Report how many lines hold the word "Alle"; give nothing but the number.

----- Supplied records -----

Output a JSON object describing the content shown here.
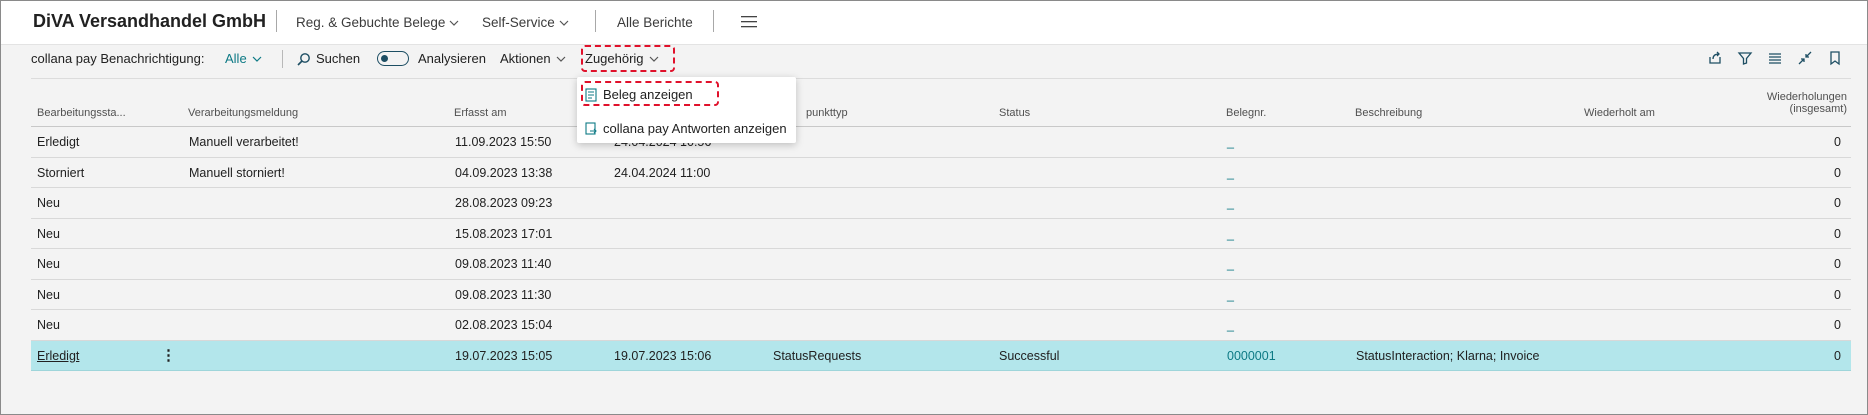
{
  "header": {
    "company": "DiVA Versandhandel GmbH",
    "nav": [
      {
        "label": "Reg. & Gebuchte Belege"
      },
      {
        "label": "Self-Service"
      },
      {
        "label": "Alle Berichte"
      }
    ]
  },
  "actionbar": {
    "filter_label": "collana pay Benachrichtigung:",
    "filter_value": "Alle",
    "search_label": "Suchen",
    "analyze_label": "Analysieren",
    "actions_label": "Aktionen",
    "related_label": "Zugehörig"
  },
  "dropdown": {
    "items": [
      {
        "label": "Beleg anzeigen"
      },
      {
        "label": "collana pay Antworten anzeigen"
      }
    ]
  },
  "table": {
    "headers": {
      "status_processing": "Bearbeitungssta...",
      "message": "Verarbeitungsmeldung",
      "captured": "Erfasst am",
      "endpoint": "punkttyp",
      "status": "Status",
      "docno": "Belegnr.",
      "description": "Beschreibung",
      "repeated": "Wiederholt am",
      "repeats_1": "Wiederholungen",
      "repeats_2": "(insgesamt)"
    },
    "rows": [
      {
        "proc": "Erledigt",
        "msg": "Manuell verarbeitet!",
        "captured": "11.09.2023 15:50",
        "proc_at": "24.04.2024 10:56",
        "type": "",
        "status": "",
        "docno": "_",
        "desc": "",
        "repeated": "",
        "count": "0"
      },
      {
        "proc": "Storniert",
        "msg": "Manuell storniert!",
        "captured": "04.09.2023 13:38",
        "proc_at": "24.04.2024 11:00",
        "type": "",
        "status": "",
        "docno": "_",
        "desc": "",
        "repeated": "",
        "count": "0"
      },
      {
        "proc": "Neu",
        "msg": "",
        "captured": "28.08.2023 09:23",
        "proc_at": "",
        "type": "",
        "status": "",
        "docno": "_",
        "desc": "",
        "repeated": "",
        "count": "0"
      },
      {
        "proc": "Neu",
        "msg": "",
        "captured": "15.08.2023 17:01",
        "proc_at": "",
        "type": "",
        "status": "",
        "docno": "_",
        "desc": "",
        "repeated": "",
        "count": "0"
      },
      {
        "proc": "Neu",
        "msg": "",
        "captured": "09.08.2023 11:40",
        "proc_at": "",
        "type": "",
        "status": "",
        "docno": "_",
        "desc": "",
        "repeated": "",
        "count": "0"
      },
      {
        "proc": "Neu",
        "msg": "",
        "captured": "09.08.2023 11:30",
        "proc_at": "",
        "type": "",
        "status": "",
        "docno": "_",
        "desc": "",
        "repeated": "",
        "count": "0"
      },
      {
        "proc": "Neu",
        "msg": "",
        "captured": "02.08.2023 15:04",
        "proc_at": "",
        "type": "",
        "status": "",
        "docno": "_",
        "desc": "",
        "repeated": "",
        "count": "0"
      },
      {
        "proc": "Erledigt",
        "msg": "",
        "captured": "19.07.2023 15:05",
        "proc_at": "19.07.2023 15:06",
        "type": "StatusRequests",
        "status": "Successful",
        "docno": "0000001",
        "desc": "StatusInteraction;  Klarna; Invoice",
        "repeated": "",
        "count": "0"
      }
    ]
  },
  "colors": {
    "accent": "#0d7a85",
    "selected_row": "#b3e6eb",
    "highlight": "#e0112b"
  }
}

-----

* Result of the task: 2